Below are the records. Gather each line that holds "JSON".

Data entries -
──────────────────────────────
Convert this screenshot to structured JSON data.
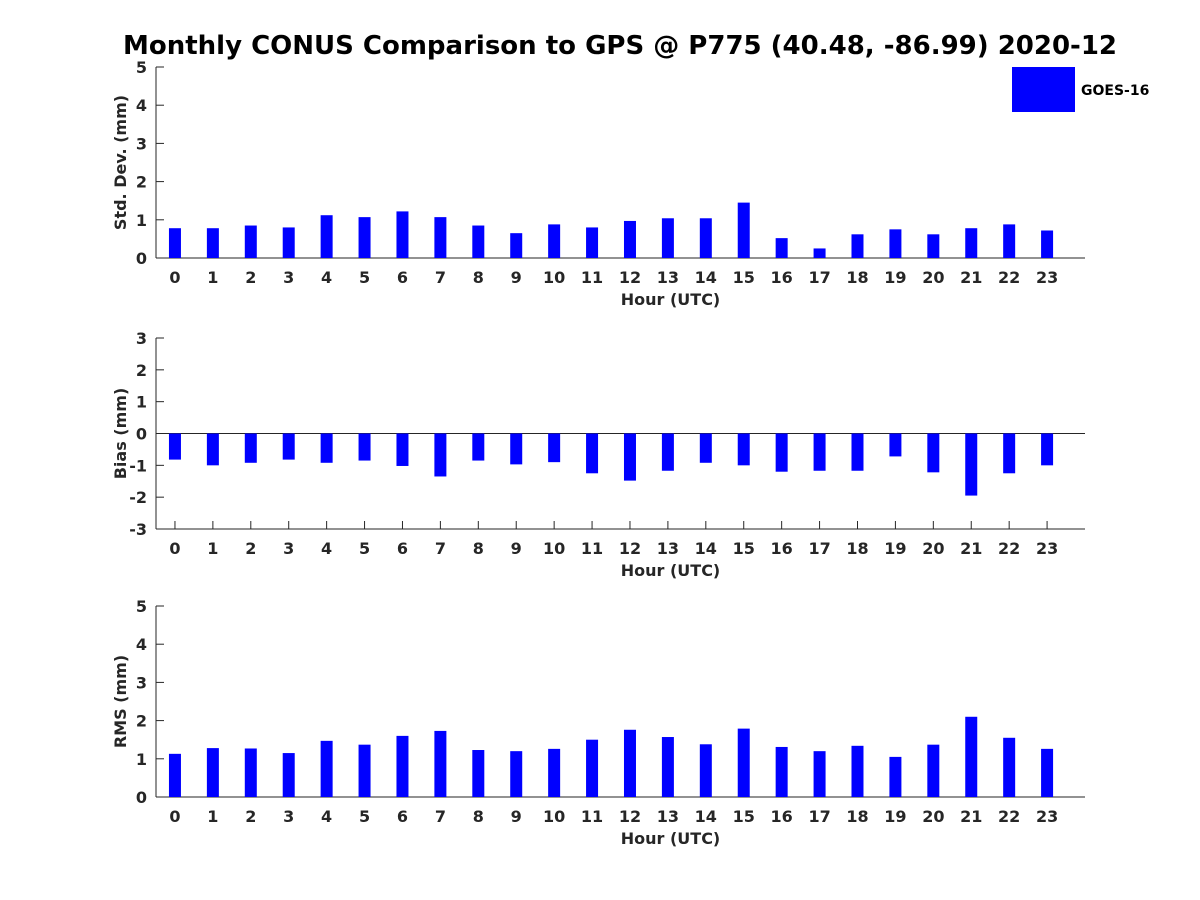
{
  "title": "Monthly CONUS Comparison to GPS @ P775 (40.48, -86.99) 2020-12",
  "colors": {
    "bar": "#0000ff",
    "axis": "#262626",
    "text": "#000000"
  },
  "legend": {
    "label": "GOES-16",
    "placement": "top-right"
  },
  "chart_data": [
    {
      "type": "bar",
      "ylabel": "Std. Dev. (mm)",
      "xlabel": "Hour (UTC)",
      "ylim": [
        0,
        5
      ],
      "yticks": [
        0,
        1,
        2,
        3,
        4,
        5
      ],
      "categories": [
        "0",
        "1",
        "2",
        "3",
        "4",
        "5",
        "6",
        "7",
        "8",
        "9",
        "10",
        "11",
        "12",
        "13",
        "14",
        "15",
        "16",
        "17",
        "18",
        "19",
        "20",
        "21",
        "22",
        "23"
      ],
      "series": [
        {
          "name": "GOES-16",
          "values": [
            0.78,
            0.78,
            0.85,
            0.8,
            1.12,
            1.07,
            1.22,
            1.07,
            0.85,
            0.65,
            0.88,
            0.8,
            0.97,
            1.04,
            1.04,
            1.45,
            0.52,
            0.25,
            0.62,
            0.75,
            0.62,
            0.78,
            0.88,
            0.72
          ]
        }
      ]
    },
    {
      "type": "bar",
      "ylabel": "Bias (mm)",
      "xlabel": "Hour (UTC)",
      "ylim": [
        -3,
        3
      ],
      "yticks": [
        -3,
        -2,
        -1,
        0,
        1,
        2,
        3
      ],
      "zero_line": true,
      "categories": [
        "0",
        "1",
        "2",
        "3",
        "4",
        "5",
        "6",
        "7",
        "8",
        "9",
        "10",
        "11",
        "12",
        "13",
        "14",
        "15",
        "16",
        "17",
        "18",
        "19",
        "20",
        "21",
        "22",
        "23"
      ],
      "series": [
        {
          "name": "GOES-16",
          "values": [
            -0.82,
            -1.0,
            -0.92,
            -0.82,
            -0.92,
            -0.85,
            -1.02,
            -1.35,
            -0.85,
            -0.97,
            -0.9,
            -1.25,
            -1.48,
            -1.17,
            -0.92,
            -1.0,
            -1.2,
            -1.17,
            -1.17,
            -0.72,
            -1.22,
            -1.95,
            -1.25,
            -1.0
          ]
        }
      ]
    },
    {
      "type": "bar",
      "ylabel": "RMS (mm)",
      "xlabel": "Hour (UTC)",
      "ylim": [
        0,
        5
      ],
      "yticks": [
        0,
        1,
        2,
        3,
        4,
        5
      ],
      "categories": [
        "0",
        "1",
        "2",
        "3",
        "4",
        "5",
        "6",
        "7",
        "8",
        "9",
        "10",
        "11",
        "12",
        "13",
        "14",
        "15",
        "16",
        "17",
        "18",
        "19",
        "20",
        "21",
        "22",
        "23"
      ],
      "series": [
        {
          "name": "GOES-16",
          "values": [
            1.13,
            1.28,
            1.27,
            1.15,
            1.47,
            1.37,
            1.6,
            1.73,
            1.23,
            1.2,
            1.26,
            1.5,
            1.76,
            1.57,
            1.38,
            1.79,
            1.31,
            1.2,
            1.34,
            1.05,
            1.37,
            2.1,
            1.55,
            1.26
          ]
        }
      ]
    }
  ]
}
──────────────────────────────
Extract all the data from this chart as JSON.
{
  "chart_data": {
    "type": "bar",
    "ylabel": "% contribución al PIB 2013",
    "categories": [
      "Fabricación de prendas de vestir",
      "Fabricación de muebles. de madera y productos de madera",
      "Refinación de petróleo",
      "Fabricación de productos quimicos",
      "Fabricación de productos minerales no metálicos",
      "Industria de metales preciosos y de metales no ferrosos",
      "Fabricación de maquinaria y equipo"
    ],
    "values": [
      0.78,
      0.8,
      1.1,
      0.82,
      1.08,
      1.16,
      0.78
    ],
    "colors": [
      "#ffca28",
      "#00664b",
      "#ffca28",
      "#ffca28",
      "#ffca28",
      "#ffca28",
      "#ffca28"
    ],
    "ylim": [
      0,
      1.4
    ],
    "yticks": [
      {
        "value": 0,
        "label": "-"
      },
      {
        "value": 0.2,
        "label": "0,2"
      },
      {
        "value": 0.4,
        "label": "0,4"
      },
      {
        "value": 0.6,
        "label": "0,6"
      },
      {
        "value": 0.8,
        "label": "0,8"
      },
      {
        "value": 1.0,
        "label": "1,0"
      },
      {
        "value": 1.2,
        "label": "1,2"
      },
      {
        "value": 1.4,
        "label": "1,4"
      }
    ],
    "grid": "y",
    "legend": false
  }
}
──────────────────────────────
Exercise answer -
Convert this screenshot to structured JSON data.
Extract all the data from this chart as JSON.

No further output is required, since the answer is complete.